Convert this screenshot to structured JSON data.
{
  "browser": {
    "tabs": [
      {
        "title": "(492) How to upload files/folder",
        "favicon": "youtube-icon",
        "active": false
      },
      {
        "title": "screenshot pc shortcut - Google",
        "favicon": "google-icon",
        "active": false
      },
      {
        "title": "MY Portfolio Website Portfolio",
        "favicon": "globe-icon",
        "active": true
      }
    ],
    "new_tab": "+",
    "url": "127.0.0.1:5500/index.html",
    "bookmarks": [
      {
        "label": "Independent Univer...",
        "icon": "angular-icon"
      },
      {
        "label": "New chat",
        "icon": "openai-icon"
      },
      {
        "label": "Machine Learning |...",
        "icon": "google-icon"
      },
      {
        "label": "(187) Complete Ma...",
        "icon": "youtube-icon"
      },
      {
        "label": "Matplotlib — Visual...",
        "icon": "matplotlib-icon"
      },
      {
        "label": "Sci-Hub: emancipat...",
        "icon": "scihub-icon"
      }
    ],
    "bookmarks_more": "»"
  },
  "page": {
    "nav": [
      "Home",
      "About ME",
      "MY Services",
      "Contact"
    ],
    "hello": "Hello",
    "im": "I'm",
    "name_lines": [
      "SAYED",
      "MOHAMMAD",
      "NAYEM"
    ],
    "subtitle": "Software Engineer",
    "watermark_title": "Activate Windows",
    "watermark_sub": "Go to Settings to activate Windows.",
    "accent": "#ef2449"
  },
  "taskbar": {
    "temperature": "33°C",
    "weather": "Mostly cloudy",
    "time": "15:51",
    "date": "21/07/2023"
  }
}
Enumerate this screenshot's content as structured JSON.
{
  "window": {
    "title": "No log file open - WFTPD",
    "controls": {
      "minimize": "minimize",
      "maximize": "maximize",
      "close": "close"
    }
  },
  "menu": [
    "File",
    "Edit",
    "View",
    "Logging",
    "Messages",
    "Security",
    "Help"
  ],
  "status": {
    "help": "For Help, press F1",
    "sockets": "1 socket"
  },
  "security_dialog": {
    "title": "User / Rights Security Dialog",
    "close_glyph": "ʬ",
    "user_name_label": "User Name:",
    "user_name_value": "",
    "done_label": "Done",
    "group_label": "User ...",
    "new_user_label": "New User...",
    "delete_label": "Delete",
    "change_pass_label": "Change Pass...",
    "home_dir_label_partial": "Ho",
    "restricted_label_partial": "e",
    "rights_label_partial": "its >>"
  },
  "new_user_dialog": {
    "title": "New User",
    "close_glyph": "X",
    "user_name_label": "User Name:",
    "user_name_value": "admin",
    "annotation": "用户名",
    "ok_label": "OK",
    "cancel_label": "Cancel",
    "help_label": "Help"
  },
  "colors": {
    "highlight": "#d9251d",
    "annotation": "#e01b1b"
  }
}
========
— Aim —
All records above must be set down exactly, please.

— Output for this task —
Convert this screenshot to structured JSON data.
{
  "browser": {
    "tabs": [
      {
        "title": "(492) How to upload files/folder",
        "favicon": "youtube-icon",
        "active": false
      },
      {
        "title": "screenshot pc shortcut - Google",
        "favicon": "google-icon",
        "active": false
      },
      {
        "title": "MY Portfolio Website Portfolio",
        "favicon": "globe-icon",
        "active": true
      }
    ],
    "new_tab": "+",
    "url": "127.0.0.1:5500/index.html",
    "bookmarks": [
      {
        "label": "Independent Univer...",
        "icon": "angular-icon"
      },
      {
        "label": "New chat",
        "icon": "openai-icon"
      },
      {
        "label": "Machine Learning |...",
        "icon": "google-icon"
      },
      {
        "label": "(187) Complete Ma...",
        "icon": "youtube-icon"
      },
      {
        "label": "Matplotlib — Visual...",
        "icon": "matplotlib-icon"
      },
      {
        "label": "Sci-Hub: emancipat...",
        "icon": "scihub-icon"
      }
    ],
    "bookmarks_more": "»"
  },
  "page": {
    "nav": [
      "Home",
      "About ME",
      "MY Services",
      "Contact"
    ],
    "hello": "Hello",
    "im": "I'm",
    "name_lines": [
      "SAYED",
      "MOHAMMAD",
      "NAYEM"
    ],
    "subtitle": "Software Engineer",
    "watermark_title": "Activate Windows",
    "watermark_sub": "Go to Settings to activate Windows.",
    "accent": "#ef2449"
  },
  "taskbar": {
    "temperature": "33°C",
    "weather": "Mostly cloudy",
    "time": "15:51",
    "date": "21/07/2023"
  }
}
Enumerate this screenshot's content as structured JSON.
{
  "window": {
    "title": "No log file open - WFTPD",
    "controls": {
      "minimize": "minimize",
      "maximize": "maximize",
      "close": "close"
    }
  },
  "menu": [
    "File",
    "Edit",
    "View",
    "Logging",
    "Messages",
    "Security",
    "Help"
  ],
  "status": {
    "help": "For Help, press F1",
    "sockets": "1 socket"
  },
  "security_dialog": {
    "title": "User / Rights Security Dialog",
    "close_glyph": "ʬ",
    "user_name_label": "User Name:",
    "user_name_value": "",
    "done_label": "Done",
    "group_label": "User ...",
    "new_user_label": "New User...",
    "delete_label": "Delete",
    "change_pass_label": "Change Pass...",
    "home_dir_label_partial": "Ho",
    "restricted_label_partial": "e",
    "rights_label_partial": "its >>"
  },
  "new_user_dialog": {
    "title": "New User",
    "close_glyph": "X",
    "user_name_label": "User Name:",
    "user_name_value": "admin",
    "annotation": "用户名",
    "ok_label": "OK",
    "cancel_label": "Cancel",
    "help_label": "Help"
  },
  "colors": {
    "highlight": "#d9251d",
    "annotation": "#e01b1b"
  }
}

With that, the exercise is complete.